Scan the data. Collect each line that contains the word "dirtkeiba".

_ _ _ _ _

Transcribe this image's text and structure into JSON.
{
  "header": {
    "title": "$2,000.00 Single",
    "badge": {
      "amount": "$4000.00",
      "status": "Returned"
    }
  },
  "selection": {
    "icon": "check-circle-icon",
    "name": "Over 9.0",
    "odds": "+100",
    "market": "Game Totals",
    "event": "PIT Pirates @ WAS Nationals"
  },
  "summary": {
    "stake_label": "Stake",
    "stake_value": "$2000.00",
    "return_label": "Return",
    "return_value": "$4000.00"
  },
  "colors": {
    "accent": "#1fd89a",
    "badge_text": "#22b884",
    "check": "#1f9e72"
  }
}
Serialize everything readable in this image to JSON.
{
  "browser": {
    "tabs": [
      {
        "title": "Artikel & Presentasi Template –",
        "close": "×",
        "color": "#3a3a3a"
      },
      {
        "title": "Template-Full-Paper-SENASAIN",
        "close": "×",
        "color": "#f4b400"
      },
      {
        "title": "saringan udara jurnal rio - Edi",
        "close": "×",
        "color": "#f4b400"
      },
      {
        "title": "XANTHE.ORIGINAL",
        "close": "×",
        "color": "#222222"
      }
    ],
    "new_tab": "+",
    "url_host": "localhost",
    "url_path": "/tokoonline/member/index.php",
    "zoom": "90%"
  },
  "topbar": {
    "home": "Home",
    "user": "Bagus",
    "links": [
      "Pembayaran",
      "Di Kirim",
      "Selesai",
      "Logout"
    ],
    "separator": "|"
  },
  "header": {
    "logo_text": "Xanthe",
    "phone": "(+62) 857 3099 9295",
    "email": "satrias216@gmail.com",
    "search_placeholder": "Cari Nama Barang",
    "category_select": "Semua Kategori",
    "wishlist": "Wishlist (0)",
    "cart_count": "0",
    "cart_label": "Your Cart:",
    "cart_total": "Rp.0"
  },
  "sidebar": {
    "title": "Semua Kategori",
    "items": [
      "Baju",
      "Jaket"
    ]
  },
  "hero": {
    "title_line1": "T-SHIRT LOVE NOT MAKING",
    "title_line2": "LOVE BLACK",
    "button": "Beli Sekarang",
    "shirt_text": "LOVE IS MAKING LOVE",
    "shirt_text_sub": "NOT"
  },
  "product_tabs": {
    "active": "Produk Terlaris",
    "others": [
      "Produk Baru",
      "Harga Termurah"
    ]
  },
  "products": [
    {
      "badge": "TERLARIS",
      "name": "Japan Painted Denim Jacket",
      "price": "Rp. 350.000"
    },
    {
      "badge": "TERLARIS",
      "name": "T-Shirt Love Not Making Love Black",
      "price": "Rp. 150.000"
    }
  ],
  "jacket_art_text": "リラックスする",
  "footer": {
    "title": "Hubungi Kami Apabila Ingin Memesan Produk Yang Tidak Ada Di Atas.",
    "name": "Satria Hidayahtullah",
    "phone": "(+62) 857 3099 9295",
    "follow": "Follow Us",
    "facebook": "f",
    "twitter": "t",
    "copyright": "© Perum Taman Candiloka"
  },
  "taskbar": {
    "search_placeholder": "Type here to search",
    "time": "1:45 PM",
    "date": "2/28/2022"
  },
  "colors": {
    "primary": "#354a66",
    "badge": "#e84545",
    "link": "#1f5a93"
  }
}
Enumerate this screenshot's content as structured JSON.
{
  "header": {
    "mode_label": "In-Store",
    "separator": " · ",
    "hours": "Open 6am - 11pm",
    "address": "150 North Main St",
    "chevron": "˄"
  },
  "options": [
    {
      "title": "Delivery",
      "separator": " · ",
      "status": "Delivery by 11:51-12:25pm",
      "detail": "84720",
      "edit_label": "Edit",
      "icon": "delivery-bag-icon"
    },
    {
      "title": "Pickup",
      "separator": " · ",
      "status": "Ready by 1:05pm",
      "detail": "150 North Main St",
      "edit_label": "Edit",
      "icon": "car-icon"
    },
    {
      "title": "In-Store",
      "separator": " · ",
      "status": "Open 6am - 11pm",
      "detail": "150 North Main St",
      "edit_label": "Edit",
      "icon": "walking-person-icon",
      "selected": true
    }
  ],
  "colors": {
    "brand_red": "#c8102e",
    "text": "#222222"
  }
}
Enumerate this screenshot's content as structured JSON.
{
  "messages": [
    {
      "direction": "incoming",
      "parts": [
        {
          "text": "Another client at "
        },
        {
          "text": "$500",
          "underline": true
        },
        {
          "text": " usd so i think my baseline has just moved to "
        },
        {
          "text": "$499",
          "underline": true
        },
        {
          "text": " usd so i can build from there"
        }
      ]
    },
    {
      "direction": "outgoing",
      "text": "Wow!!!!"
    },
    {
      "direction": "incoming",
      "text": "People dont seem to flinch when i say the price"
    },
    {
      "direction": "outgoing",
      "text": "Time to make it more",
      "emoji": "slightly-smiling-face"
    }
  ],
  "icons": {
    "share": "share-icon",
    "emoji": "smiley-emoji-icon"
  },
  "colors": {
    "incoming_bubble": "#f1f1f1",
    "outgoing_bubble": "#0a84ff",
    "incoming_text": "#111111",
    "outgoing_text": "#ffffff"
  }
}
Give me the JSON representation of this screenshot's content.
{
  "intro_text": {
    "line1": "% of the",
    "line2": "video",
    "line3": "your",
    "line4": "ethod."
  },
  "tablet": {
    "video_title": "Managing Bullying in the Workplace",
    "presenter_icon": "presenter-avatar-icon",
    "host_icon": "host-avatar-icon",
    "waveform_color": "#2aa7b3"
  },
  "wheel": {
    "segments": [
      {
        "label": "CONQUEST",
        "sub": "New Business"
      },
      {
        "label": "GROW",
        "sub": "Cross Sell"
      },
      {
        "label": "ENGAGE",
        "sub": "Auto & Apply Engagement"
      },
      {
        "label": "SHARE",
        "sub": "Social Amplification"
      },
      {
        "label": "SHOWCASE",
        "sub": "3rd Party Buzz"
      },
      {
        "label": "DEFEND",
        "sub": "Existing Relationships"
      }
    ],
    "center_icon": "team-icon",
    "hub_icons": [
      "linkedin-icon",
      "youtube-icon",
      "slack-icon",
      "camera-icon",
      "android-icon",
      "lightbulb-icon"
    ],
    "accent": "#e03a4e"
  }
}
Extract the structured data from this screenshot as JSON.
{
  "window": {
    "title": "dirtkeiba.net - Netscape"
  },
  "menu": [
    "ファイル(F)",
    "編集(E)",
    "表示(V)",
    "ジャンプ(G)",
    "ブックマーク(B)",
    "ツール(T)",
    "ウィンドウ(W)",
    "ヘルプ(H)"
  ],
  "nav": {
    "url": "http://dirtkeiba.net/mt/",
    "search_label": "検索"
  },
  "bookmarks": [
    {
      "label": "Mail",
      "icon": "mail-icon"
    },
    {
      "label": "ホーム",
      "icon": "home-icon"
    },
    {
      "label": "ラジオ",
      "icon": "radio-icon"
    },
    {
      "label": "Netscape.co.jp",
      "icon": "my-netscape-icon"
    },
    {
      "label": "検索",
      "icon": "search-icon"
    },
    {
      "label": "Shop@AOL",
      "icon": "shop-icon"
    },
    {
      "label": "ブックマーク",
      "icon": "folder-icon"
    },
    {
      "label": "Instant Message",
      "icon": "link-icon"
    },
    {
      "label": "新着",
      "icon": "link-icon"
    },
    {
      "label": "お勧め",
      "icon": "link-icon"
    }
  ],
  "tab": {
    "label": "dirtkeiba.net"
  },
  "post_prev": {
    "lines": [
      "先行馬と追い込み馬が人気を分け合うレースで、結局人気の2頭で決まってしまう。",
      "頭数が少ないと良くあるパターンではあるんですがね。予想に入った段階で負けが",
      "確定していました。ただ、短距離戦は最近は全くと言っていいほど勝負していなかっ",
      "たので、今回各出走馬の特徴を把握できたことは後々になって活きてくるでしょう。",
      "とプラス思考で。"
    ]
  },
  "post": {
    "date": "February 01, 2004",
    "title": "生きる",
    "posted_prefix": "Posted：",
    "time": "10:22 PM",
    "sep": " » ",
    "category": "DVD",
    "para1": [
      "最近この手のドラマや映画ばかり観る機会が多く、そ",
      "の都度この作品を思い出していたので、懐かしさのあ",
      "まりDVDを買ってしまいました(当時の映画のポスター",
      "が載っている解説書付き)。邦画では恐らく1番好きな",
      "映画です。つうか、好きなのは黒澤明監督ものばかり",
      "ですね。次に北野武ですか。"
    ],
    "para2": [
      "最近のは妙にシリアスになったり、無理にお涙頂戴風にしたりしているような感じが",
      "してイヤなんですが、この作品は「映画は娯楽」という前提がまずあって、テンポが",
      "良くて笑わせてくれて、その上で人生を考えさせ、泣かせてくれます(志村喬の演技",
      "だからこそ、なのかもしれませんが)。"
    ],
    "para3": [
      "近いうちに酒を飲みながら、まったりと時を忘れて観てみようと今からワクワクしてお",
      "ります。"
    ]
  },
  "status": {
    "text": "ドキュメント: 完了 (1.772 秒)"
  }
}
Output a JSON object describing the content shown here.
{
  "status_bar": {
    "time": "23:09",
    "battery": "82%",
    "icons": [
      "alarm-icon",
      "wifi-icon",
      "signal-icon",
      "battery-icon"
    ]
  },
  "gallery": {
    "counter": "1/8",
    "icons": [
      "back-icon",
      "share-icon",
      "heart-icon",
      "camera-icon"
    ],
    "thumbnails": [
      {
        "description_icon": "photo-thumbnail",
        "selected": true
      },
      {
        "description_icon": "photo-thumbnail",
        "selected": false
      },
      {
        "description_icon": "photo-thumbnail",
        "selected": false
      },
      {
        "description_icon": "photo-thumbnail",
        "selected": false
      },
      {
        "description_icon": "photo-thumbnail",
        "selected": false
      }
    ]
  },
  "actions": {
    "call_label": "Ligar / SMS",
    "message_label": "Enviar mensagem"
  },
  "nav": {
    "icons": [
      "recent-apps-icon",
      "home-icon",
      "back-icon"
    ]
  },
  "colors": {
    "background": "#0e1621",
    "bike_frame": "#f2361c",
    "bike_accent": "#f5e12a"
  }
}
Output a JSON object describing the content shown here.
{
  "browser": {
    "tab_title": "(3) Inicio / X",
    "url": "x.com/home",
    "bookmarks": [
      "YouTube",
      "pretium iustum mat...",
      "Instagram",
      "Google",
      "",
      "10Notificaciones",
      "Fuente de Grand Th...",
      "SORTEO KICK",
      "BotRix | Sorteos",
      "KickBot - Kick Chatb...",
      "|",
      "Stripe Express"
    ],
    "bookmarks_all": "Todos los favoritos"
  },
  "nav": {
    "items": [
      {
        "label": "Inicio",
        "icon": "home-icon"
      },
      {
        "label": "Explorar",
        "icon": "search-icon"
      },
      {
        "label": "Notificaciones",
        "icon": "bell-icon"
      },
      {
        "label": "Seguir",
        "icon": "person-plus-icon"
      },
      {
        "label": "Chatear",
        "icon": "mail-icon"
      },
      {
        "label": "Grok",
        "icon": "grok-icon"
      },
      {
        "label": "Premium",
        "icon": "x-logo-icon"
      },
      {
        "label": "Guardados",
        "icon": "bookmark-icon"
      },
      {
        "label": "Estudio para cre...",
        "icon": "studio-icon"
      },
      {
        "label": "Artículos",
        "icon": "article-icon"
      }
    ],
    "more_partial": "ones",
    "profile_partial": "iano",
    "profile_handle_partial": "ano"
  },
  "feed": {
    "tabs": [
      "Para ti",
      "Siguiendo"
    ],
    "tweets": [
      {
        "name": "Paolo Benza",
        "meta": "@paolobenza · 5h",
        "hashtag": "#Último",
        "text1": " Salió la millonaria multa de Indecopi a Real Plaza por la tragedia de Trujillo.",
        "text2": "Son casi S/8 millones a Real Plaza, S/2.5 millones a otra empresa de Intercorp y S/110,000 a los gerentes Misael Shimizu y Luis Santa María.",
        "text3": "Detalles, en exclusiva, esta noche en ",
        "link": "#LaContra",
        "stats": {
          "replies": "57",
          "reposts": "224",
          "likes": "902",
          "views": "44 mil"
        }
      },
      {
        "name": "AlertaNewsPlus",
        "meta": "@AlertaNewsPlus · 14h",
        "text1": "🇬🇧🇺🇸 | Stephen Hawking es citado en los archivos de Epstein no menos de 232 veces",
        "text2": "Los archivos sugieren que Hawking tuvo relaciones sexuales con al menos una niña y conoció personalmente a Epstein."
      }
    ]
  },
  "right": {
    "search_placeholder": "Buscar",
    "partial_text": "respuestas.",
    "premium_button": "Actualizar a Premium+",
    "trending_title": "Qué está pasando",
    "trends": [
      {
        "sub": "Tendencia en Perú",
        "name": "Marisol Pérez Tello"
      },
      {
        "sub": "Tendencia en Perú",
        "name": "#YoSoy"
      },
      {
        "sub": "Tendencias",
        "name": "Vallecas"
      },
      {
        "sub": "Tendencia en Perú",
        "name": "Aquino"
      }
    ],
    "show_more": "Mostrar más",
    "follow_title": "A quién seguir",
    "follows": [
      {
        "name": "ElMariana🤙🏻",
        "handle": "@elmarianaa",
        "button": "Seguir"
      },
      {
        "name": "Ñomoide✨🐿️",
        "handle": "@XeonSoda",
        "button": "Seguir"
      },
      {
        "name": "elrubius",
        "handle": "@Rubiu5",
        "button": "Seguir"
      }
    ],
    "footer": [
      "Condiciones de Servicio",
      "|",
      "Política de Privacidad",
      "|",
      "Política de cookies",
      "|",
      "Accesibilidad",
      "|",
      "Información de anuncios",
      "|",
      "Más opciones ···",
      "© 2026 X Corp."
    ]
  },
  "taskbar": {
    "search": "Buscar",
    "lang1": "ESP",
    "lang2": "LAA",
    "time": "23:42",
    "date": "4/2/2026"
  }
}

_ _ _ _ _

=== FINAL ANSWER ===
    "title": "dirtkeiba.net - Netscape"
    "url": "http://dirtkeiba.net/mt/",
    "label": "dirtkeiba.net"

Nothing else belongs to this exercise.